Examine the records and identify each line that includes the string "menu". Copy those lines.

▶ Material:
▬▬▬▬▬▬▬▬▬▬

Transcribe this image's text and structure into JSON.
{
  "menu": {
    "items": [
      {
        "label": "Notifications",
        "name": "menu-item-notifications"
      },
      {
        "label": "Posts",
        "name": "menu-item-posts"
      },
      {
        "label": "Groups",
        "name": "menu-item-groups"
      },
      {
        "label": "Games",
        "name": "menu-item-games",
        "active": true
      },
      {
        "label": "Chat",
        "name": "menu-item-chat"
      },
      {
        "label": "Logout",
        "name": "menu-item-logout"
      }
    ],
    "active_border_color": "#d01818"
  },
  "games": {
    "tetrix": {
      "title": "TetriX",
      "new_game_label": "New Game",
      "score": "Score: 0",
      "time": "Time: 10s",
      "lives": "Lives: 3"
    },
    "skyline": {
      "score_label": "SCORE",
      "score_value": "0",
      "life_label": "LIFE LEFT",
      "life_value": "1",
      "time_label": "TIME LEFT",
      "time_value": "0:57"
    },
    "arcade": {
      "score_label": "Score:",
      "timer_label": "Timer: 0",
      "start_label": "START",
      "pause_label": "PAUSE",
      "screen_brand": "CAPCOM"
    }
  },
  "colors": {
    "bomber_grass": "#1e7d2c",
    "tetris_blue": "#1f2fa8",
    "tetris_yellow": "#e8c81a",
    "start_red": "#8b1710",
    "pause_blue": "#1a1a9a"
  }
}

▬▬▬▬▬▬▬▬▬▬

▶ Exercise answer:
  "menu": {
        "name": "menu-item-notifications"
        "name": "menu-item-posts"
        "name": "menu-item-groups"
        "name": "menu-item-games",
        "name": "menu-item-chat"
        "name": "menu-item-logout"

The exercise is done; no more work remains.